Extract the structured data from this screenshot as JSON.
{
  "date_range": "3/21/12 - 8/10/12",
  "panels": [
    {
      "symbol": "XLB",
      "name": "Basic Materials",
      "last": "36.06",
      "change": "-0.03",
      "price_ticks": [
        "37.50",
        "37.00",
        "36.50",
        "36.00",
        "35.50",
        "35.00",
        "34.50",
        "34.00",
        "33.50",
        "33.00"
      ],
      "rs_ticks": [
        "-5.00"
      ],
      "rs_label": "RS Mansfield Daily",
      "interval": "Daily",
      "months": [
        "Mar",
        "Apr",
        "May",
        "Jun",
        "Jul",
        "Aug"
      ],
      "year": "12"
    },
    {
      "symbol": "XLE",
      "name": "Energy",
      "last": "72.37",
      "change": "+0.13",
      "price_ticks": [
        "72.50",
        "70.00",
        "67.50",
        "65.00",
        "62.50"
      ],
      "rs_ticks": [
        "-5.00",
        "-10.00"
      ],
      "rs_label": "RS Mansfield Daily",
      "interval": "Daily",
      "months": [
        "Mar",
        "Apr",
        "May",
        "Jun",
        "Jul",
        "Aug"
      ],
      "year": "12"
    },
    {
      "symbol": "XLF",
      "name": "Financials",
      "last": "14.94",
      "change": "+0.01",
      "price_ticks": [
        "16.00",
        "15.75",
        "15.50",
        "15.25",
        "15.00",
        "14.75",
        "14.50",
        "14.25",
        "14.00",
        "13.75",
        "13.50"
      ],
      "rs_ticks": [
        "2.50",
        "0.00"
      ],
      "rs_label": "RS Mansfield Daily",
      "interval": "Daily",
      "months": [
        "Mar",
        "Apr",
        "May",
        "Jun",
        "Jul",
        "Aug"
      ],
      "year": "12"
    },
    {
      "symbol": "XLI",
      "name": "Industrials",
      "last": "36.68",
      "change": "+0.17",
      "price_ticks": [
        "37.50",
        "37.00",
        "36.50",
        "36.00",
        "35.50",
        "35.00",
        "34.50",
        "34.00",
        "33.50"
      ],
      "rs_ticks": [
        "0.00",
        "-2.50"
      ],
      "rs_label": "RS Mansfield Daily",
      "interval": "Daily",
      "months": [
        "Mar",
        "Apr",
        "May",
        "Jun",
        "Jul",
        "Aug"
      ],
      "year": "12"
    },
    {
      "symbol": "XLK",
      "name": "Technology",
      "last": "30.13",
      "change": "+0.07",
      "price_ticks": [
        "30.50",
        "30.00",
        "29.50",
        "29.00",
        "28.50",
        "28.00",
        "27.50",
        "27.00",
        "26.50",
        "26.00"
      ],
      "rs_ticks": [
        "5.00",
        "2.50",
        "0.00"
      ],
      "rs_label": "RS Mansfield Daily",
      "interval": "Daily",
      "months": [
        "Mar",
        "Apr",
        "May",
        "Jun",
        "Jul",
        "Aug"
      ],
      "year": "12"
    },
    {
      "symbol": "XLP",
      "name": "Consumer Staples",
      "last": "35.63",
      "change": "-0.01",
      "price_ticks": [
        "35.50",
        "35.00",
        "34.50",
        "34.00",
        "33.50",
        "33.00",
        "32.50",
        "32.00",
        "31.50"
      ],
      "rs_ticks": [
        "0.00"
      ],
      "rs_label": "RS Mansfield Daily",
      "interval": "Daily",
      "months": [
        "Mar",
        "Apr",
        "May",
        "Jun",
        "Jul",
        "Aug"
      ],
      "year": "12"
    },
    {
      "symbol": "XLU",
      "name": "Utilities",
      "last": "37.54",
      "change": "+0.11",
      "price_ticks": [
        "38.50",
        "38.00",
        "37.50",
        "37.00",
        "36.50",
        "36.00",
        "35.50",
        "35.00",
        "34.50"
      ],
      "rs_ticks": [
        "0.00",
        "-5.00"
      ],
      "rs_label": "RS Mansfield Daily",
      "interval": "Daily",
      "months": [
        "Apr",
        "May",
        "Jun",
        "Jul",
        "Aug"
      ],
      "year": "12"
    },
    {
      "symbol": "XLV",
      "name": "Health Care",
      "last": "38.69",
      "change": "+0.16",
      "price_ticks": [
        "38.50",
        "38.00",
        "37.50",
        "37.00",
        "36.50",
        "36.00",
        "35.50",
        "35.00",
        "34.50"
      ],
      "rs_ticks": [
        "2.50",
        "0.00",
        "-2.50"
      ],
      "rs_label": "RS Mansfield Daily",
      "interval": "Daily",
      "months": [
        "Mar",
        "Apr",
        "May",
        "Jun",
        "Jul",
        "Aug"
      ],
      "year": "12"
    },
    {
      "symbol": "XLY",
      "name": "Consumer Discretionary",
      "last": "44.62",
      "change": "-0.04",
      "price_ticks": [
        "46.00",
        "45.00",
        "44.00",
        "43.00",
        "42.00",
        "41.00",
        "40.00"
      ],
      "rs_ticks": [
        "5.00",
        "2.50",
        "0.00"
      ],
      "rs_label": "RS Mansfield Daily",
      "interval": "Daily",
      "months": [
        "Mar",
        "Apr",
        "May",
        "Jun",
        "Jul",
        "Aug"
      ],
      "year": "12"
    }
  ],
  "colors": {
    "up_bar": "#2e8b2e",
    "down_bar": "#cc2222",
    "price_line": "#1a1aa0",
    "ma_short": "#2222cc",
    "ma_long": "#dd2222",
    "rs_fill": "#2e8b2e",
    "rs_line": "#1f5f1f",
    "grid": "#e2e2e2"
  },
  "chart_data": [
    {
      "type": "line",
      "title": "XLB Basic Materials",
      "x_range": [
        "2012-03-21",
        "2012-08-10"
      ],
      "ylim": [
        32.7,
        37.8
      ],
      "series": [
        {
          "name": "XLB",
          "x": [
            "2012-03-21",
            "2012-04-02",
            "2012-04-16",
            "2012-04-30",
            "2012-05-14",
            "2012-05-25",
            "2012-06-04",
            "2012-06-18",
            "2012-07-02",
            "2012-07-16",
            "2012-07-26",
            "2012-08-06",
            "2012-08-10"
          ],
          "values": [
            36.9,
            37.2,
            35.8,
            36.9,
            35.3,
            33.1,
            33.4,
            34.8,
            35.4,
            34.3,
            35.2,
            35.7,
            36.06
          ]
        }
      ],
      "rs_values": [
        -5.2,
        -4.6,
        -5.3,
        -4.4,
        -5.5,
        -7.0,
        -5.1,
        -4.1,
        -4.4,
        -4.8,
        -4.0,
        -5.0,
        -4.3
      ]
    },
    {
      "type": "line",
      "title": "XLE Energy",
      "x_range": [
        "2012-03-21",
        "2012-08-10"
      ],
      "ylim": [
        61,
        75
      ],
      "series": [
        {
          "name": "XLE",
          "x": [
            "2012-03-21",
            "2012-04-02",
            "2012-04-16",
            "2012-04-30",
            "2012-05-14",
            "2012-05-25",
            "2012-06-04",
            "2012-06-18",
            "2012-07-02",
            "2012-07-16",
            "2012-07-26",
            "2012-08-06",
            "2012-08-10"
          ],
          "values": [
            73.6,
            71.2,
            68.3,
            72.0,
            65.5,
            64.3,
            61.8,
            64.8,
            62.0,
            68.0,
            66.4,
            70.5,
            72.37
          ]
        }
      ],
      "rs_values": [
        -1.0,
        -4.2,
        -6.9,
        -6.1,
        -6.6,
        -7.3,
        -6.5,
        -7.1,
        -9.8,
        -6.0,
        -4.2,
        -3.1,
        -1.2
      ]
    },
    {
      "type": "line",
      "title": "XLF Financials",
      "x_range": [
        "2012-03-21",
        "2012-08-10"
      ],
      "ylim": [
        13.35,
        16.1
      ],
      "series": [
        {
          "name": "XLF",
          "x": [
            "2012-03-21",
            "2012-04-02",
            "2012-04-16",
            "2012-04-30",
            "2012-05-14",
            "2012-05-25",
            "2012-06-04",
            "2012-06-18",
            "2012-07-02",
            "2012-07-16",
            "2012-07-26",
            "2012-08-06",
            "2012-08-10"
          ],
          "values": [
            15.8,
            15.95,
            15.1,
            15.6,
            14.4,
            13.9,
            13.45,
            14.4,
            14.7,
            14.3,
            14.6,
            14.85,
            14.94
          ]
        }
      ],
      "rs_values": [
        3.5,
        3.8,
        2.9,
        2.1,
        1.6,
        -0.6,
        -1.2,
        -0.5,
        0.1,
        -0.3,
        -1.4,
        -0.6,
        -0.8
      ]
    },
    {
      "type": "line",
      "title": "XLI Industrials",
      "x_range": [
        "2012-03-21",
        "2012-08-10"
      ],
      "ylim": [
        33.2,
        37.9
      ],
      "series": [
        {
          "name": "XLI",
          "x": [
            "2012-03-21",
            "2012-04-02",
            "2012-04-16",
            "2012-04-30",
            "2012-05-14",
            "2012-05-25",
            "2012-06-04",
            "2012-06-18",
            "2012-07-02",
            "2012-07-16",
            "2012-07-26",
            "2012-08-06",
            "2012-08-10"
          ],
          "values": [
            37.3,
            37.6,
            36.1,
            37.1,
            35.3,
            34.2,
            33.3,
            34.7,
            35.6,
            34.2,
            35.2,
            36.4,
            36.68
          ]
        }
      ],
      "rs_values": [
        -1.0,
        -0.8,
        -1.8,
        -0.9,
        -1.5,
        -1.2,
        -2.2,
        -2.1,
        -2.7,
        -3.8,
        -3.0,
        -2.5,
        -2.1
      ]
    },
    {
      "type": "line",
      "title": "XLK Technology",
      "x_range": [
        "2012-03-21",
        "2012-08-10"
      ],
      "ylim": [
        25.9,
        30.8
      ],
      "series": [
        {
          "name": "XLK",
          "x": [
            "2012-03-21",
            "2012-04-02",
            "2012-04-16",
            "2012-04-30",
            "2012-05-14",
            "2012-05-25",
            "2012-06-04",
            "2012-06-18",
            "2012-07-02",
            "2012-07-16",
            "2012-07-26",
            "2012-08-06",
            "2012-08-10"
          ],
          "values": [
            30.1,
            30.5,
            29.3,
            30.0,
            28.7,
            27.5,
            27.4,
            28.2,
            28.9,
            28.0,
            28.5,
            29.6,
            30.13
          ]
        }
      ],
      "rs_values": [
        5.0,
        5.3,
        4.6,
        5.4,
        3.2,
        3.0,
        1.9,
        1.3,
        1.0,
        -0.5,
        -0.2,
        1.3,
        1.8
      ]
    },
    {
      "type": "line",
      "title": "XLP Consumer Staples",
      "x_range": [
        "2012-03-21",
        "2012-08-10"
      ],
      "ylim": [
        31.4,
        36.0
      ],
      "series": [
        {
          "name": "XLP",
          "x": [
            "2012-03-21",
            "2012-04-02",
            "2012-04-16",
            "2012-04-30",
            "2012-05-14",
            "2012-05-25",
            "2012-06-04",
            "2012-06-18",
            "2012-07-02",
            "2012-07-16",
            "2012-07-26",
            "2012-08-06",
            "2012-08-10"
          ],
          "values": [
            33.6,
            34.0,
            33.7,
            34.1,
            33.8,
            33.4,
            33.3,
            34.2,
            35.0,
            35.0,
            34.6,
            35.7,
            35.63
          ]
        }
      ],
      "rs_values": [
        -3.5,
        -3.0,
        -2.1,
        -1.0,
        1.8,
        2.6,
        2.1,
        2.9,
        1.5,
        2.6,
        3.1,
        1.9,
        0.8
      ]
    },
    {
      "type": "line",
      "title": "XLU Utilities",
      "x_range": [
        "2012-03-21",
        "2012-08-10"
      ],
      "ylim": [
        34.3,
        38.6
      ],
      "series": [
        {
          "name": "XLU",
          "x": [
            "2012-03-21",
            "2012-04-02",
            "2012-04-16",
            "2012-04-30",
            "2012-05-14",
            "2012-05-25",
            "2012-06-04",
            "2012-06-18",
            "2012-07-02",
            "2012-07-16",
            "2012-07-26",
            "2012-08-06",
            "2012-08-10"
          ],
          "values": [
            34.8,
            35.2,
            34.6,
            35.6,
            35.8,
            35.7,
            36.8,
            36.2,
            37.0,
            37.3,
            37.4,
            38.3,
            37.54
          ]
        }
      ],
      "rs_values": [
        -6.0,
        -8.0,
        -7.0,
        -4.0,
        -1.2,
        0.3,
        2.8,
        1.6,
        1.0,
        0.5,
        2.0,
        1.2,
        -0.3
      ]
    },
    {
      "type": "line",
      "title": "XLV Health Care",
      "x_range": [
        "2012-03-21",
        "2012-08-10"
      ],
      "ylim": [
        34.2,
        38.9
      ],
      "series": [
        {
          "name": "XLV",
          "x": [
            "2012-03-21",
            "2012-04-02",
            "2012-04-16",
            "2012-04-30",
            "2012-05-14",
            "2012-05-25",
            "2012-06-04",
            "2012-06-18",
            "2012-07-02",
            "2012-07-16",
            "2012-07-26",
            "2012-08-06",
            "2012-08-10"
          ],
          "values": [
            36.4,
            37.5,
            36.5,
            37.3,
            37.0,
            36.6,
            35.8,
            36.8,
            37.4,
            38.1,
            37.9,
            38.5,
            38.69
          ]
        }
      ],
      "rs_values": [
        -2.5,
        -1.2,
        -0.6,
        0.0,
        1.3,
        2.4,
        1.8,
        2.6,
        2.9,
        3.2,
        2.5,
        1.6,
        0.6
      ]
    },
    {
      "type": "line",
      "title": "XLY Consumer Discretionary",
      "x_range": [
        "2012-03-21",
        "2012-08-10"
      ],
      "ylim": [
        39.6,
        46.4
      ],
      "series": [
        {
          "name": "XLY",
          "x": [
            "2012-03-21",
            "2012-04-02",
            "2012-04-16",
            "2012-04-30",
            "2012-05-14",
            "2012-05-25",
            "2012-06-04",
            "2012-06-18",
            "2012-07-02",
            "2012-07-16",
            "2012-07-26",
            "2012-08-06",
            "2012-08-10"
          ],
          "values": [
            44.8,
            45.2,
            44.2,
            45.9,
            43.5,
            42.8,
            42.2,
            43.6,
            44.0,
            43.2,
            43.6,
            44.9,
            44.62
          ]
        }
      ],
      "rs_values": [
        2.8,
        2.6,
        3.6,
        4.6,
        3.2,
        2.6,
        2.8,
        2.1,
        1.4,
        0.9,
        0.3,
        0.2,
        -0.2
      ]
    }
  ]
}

******************************

PROBLEM REQUIREMENTS:
State how many lines of the data include the word "change", with nothing else.

RESPONSE FOR THIS EXERCISE:
9